## Input material
________

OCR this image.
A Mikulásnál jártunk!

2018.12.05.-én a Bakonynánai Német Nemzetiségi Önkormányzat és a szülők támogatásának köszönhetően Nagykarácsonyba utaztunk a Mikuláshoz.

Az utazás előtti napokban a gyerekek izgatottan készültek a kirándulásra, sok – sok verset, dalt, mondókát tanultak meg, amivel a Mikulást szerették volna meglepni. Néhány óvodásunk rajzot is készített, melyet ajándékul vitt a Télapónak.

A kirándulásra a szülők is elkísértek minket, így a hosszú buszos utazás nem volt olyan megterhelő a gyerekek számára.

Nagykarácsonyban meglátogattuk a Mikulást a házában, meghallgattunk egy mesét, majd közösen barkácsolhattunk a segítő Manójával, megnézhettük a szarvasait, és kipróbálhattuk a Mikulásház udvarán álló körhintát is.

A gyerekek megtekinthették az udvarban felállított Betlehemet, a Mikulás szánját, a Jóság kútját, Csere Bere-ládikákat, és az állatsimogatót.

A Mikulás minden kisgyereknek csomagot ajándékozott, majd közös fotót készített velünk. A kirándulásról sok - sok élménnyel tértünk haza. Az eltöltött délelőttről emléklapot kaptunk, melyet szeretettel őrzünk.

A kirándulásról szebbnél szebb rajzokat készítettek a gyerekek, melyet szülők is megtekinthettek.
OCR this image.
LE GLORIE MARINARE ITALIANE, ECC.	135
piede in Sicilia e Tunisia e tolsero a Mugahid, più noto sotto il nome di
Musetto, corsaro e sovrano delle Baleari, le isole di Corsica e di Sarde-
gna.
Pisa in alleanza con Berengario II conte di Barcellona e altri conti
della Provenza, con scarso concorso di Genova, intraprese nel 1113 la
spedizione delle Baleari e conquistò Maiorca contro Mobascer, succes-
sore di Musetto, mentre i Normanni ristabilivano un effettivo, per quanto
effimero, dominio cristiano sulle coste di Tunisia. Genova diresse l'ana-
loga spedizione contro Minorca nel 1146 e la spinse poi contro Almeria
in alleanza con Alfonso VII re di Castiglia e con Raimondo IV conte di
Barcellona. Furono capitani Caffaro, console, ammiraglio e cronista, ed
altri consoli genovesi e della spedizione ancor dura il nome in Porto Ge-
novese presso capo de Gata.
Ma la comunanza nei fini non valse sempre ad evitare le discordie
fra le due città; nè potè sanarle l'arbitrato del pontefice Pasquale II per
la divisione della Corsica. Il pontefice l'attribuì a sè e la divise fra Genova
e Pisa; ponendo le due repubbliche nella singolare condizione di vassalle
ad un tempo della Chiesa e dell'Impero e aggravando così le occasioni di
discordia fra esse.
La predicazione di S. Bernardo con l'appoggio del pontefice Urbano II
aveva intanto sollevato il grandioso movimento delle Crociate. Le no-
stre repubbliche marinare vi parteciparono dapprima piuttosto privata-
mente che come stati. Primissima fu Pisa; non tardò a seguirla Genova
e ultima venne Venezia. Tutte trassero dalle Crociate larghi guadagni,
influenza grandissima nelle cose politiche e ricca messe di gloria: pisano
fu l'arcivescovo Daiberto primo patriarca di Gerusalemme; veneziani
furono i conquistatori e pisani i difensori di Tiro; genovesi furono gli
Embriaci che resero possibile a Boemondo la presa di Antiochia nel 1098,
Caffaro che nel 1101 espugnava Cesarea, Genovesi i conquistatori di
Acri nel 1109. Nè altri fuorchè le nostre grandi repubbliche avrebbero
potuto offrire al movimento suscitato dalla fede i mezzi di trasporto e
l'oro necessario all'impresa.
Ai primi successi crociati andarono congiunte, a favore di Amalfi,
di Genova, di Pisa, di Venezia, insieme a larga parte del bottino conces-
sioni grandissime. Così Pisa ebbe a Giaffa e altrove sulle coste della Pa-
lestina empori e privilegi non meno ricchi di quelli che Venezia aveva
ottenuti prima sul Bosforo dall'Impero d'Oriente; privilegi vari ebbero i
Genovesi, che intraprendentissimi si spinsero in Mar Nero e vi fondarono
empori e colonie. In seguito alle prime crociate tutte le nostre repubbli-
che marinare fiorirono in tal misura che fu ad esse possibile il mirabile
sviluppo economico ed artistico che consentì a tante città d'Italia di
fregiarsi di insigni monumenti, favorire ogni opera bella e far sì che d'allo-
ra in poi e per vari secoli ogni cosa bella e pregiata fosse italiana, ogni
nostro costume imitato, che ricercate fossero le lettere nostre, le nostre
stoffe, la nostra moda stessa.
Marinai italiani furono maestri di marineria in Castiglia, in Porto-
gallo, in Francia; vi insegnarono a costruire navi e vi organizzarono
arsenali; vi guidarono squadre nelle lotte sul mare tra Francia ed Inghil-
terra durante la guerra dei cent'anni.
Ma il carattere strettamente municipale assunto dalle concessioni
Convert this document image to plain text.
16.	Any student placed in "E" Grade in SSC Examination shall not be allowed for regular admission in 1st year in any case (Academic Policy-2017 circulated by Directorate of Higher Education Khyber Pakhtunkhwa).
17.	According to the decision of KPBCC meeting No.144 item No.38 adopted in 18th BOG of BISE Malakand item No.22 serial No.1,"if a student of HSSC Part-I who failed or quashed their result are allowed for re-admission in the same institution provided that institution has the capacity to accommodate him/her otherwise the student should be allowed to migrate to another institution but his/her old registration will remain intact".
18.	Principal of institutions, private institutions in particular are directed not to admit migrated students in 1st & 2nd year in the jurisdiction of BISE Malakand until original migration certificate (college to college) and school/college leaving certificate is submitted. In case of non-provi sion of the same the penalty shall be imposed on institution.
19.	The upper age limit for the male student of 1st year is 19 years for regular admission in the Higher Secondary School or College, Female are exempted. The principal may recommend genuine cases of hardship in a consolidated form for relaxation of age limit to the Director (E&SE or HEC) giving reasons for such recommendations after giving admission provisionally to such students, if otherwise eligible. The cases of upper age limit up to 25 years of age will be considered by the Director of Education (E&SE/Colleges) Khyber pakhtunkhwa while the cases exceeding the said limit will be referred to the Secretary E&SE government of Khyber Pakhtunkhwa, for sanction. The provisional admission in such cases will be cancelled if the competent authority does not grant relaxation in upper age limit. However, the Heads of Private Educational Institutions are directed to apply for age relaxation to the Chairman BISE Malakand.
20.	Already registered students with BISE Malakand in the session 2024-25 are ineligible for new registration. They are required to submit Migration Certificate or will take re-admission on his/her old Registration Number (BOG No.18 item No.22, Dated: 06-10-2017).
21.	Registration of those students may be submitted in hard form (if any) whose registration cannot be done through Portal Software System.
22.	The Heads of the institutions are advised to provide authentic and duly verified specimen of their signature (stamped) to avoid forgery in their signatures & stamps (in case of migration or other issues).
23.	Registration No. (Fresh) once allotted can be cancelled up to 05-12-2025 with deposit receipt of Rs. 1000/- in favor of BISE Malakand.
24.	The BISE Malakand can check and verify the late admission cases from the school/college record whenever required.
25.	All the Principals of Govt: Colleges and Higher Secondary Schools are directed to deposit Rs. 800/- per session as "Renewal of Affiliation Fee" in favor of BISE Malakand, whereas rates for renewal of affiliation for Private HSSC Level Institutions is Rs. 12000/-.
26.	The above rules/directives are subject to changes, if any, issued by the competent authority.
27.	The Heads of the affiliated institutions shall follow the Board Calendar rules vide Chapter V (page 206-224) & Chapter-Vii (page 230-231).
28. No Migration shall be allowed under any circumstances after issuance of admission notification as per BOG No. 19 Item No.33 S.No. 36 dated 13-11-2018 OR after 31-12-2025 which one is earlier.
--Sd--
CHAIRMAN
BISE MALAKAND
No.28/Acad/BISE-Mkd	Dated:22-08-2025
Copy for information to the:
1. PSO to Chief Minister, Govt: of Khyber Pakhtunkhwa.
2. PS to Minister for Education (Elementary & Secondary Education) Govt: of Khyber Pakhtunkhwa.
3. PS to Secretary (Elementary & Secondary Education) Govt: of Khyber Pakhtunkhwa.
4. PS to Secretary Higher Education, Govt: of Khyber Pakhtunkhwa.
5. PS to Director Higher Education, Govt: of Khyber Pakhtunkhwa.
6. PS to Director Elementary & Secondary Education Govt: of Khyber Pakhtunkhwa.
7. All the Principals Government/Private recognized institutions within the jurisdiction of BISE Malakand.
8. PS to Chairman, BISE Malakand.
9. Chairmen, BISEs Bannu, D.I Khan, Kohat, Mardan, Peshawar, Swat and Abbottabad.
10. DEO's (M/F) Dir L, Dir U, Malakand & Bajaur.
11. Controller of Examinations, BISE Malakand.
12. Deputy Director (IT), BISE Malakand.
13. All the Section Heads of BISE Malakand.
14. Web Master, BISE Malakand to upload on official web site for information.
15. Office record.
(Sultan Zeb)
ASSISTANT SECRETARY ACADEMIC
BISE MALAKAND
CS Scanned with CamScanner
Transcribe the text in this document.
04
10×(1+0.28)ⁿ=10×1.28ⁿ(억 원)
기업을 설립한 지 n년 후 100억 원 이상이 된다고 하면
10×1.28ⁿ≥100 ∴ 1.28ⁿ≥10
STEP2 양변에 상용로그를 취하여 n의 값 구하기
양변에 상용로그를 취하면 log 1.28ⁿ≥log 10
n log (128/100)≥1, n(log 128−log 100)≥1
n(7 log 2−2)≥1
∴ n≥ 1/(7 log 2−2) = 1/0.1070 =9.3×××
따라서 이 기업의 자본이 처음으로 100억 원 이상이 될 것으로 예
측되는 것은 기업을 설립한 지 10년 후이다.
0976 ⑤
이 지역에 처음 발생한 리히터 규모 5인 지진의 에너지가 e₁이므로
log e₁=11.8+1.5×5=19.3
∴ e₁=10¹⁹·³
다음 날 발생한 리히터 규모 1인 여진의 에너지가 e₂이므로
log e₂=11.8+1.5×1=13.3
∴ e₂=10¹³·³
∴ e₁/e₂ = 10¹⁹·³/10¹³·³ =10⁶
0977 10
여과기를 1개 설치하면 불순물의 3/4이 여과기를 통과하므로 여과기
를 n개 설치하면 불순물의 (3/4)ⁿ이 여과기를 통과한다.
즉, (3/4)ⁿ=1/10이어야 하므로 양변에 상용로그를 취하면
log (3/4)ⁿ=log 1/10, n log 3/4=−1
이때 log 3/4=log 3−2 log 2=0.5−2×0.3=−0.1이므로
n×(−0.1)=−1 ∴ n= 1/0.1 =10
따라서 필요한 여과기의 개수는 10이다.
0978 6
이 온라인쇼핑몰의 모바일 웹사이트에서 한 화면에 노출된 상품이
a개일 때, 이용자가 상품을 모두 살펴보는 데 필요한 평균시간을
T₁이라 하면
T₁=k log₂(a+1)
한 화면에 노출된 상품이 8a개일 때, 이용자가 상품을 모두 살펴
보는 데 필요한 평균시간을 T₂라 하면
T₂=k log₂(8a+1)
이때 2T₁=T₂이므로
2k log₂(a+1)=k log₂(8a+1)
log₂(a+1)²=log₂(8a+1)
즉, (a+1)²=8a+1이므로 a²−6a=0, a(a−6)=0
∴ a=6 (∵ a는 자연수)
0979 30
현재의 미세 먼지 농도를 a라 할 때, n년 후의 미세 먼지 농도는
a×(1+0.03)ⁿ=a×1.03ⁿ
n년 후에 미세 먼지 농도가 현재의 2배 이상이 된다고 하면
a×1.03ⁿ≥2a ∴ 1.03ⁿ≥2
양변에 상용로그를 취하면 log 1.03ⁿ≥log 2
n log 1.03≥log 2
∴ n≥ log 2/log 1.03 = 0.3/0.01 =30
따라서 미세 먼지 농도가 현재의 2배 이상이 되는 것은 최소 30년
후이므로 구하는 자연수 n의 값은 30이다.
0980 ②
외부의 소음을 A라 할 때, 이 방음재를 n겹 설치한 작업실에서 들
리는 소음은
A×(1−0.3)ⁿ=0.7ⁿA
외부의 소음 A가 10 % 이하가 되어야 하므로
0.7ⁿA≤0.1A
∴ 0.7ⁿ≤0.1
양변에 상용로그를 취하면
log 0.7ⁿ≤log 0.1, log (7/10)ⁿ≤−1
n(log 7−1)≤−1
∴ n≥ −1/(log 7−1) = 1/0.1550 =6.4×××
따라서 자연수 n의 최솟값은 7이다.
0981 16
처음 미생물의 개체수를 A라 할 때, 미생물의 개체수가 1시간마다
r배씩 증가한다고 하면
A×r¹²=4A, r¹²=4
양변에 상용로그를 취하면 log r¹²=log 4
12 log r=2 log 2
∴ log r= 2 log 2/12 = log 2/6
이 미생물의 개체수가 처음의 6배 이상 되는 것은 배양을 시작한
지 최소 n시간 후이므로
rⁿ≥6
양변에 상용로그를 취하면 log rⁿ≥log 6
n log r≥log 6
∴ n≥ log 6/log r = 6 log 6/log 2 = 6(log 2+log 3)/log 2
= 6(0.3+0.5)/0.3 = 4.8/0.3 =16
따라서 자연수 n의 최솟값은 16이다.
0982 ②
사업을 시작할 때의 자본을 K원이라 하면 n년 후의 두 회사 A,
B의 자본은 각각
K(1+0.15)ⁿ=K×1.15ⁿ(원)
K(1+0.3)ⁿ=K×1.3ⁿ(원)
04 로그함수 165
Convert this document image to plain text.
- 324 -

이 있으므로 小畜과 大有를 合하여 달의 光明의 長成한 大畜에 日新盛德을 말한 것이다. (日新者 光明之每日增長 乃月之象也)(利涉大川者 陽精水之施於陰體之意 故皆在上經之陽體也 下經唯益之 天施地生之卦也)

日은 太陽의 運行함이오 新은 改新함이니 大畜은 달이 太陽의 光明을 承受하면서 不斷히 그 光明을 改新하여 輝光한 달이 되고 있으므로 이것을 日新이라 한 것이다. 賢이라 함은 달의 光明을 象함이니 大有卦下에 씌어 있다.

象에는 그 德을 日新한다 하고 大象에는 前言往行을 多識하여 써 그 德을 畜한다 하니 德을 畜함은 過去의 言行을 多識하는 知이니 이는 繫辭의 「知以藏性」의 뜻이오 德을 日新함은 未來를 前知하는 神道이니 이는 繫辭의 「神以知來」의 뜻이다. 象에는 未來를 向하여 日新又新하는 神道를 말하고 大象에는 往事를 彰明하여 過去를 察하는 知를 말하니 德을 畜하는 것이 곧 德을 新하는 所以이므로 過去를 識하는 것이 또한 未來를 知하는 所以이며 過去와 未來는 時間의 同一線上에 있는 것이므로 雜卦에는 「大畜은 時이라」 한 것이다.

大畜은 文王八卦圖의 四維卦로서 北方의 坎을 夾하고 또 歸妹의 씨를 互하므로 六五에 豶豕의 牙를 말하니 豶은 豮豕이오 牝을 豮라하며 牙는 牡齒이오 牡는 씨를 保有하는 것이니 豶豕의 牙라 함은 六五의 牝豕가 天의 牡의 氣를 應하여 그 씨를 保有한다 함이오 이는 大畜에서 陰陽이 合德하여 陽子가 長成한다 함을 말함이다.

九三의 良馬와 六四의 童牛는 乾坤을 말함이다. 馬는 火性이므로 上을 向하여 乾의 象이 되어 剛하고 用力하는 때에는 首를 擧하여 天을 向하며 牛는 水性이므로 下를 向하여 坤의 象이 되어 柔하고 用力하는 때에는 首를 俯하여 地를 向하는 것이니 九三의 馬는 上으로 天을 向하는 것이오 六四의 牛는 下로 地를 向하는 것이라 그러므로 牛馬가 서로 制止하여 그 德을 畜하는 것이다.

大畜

________

Which lines hold the string "delle"? List them all.

## Task answer
Musetto, corsaro e sovrano delle Baleari, le isole di Corsica e di Sarde-
spedizione delle Baleari e conquistò Maiorca contro Mobascer, succes-
aveva intanto sollevato il grandioso movimento delle Crociate. Le no-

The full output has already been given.